[RECORDED INFORMATION]:
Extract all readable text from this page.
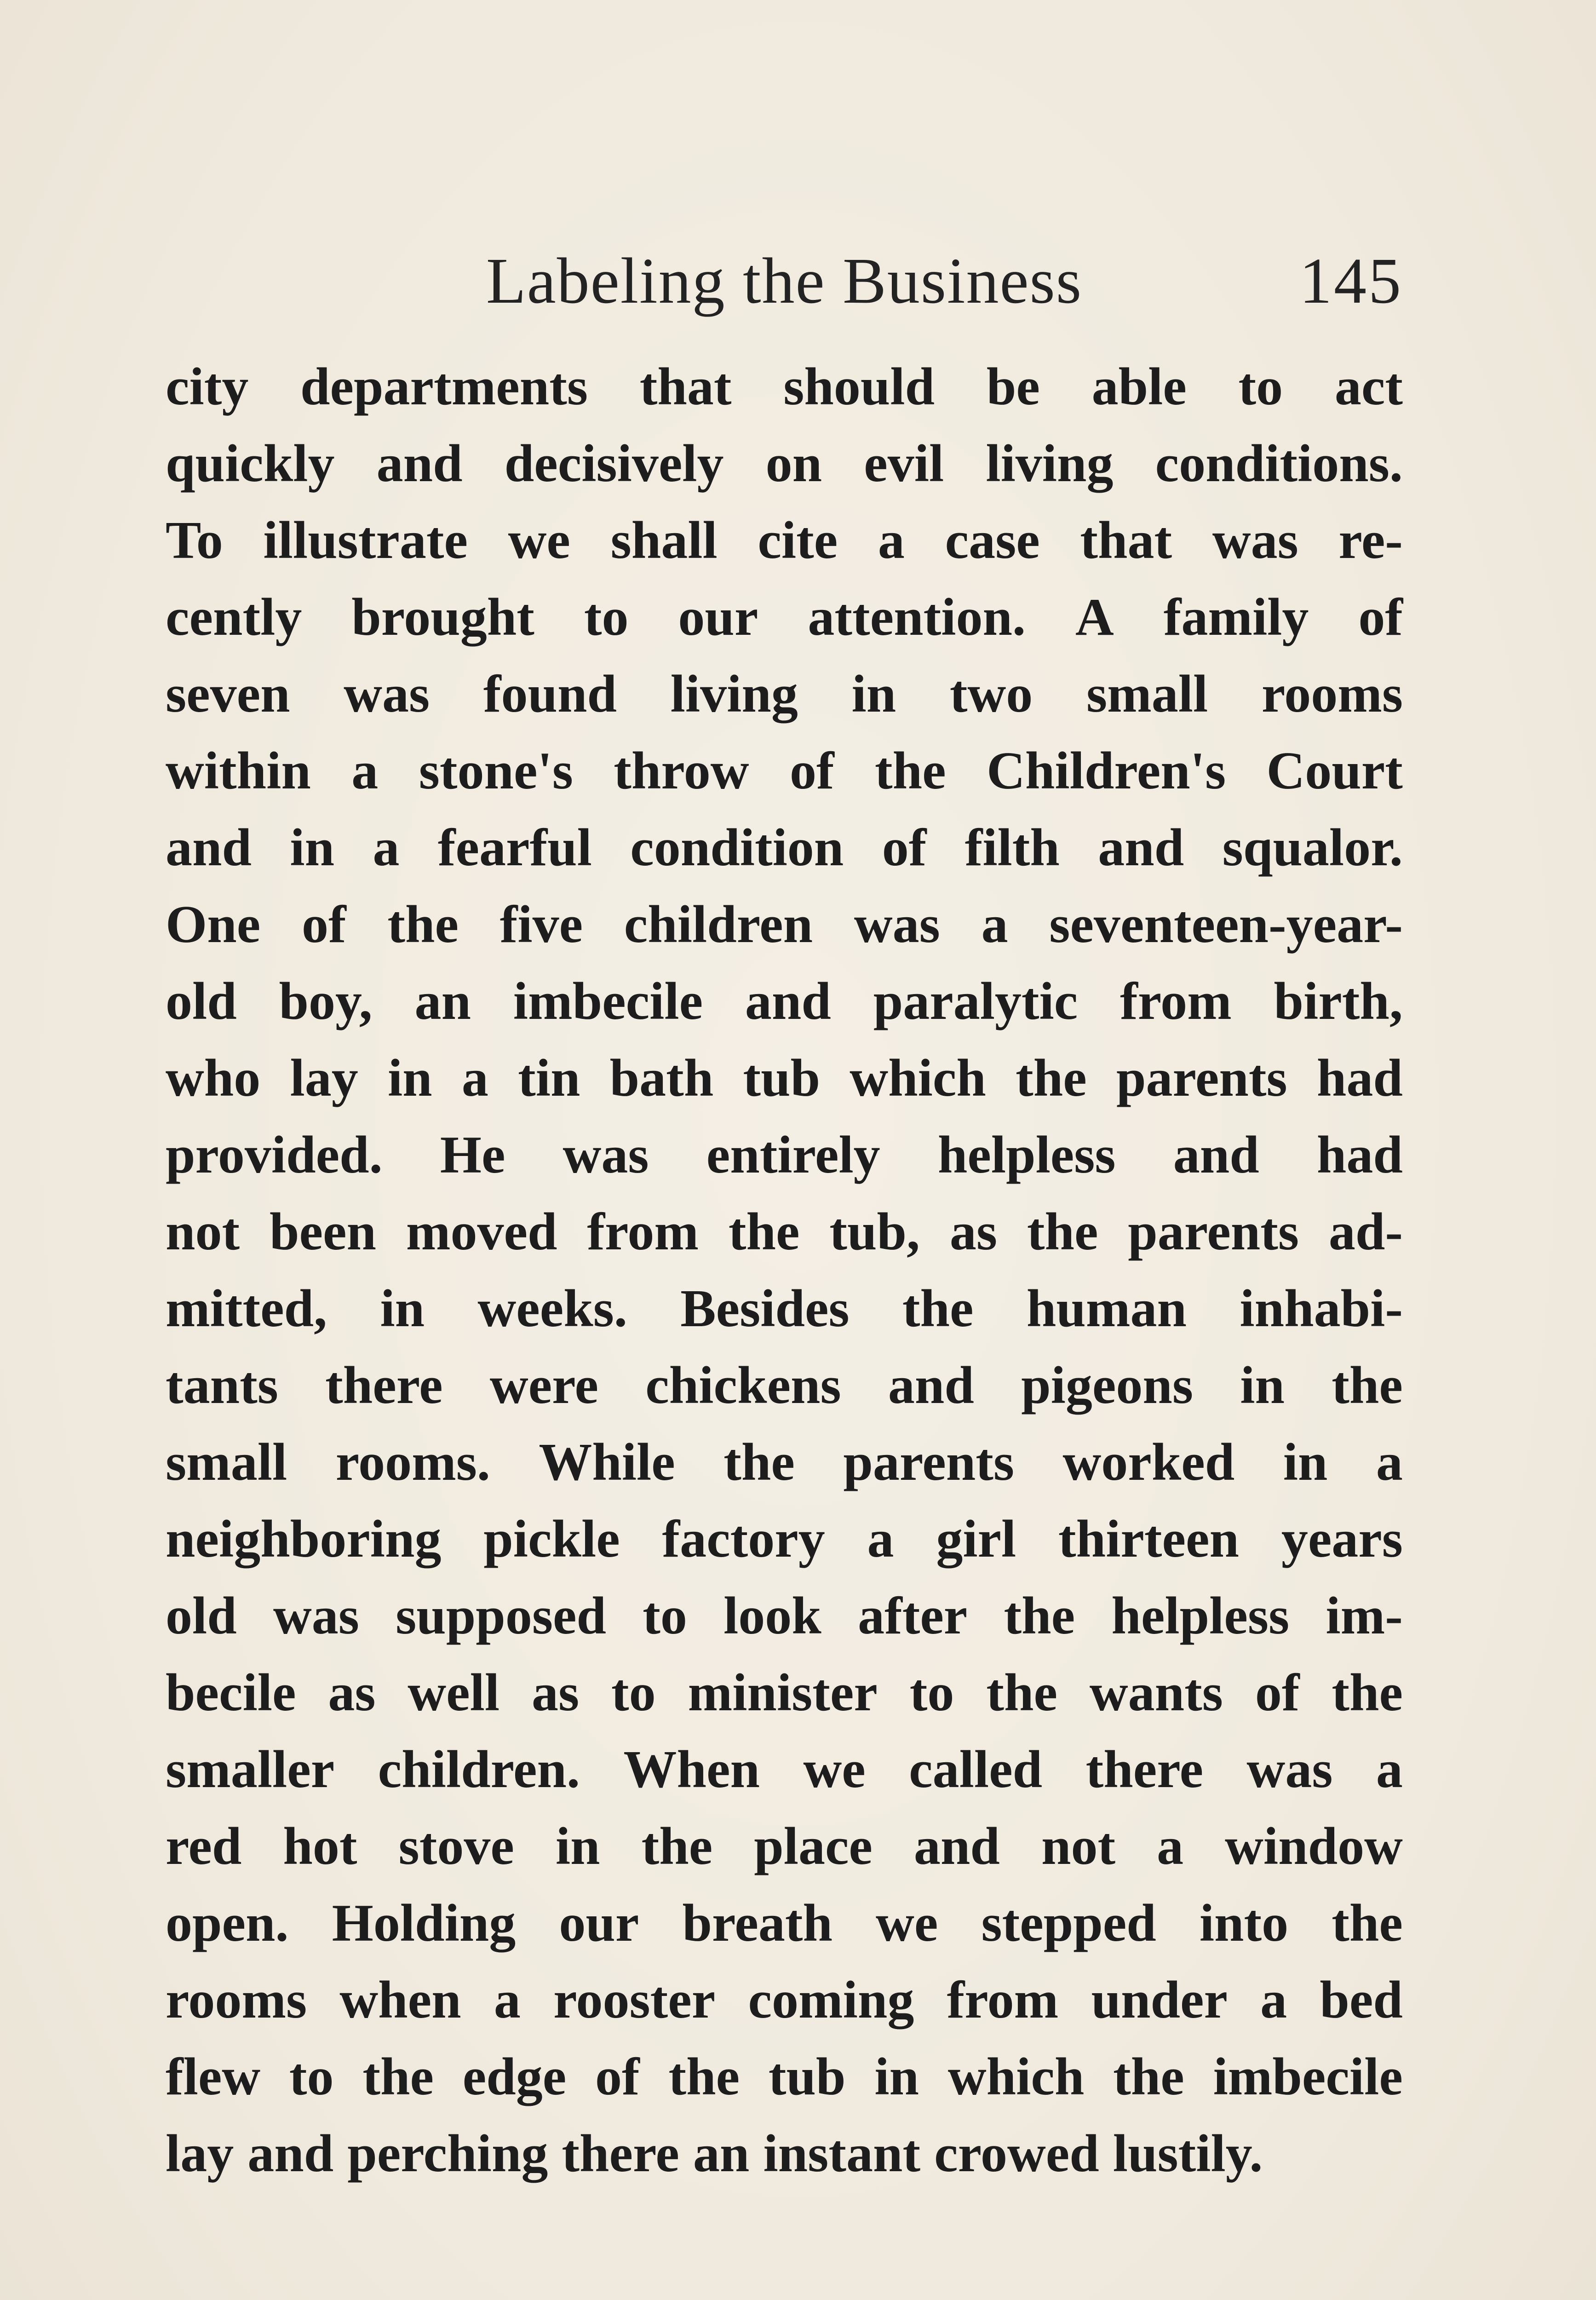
Labeling the Business	145
city departments that should be able to act
quickly and decisively on evil living conditions.
To illustrate we shall cite a case that was re-
cently brought to our attention. A family of
seven was found living in two small rooms
within a stone's throw of the Children's Court
and in a fearful condition of filth and squalor.
One of the five children was a seventeen-year-
old boy, an imbecile and paralytic from birth,
who lay in a tin bath tub which the parents had
provided. He was entirely helpless and had
not been moved from the tub, as the parents ad-
mitted, in weeks. Besides the human inhabi-
tants there were chickens and pigeons in the
small rooms. While the parents worked in a
neighboring pickle factory a girl thirteen years
old was supposed to look after the helpless im-
becile as well as to minister to the wants of the
smaller children. When we called there was a
red hot stove in the place and not a window
open. Holding our breath we stepped into the
rooms when a rooster coming from under a bed
flew to the edge of the tub in which the imbecile
lay and perching there an instant crowed lustily.
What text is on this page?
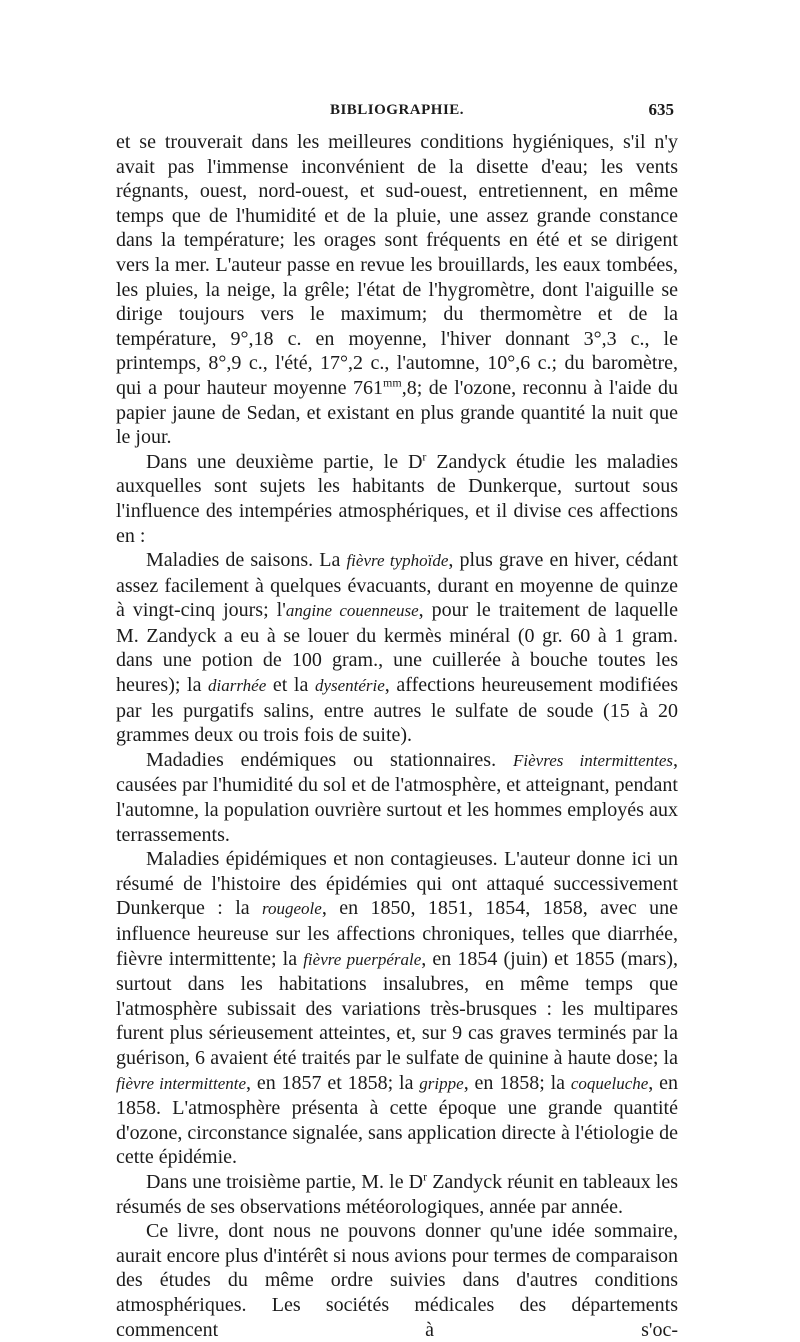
BIBLIOGRAPHIE.	635

et se trouverait dans les meilleures conditions hygiéniques, s'il n'y avait pas l'immense inconvénient de la disette d'eau; les vents régnants, ouest, nord-ouest, et sud-ouest, entretiennent, en même temps que de l'humidité et de la pluie, une assez grande constance dans la température; les orages sont fréquents en été et se dirigent vers la mer. L'auteur passe en revue les brouillards, les eaux tombées, les pluies, la neige, la grêle; l'état de l'hygromètre, dont l'aiguille se dirige toujours vers le maximum; du thermomètre et de la température, 9°,18 c. en moyenne, l'hiver donnant 3°,3 c., le printemps, 8°,9 c., l'été, 17°,2 c., l'automne, 10°,6 c.; du baromètre, qui a pour hauteur moyenne $761^{mm},8$; de l'ozone, reconnu à l'aide du papier jaune de Sedan, et existant en plus grande quantité la nuit que le jour.

Dans une deuxième partie, le $D^r$ Zandyck étudie les maladies auxquelles sont sujets les habitants de Dunkerque, surtout sous l'influence des intempéries atmosphériques, et il divise ces affections en :

Maladies de saisons. La fièvre typhoïde, plus grave en hiver, cédant assez facilement à quelques évacuants, durant en moyenne de quinze à vingt-cinq jours; l'angine couenneuse, pour le traitement de laquelle M. Zandyck a eu à se louer du kermès minéral (0 gr. 60 à 1 gram. dans une potion de 100 gram., une cuillerée à bouche toutes les heures); la diarrhée et la dysentérie, affections heureusement modifiées par les purgatifs salins, entre autres le sulfate de soude (15 à 20 grammes deux ou trois fois de suite).

Madadies endémiques ou stationnaires. Fièvres intermittentes, causées par l'humidité du sol et de l'atmosphère, et atteignant, pendant l'automne, la population ouvrière surtout et les hommes employés aux terrassements.

Maladies épidémiques et non contagieuses. L'auteur donne ici un résumé de l'histoire des épidémies qui ont attaqué successivement Dunkerque : la rougeole, en 1850, 1851, 1854, 1858, avec une influence heureuse sur les affections chroniques, telles que diarrhée, fièvre intermittente; la fièvre puerpérale, en 1854 (juin) et 1855 (mars), surtout dans les habitations insalubres, en même temps que l'atmosphère subissait des variations très-brusques : les multipares furent plus sérieusement atteintes, et, sur 9 cas graves terminés par la guérison, 6 avaient été traités par le sulfate de quinine à haute dose; la fièvre intermittente, en 1857 et 1858; la grippe, en 1858; la coqueluche, en 1858. L'atmosphère présenta à cette époque une grande quantité d'ozone, circonstance signalée, sans application directe à l'étiologie de cette épidémie.

Dans une troisième partie, M. le $D^r$ Zandyck réunit en tableaux les résumés de ses observations météorologiques, année par année.

Ce livre, dont nous ne pouvons donner qu'une idée sommaire, aurait encore plus d'intérêt si nous avions pour termes de comparaison des études du même ordre suivies dans d'autres conditions atmosphériques. Les sociétés médicales des départements commencent à s'oc-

[EXERCISE]: From the data above, copy out every line with the string "which" in it.

[SOLUTION FOR THIS TASK]:
who lay in a tin bath tub which the parents had
flew to the edge of the tub in which the imbecile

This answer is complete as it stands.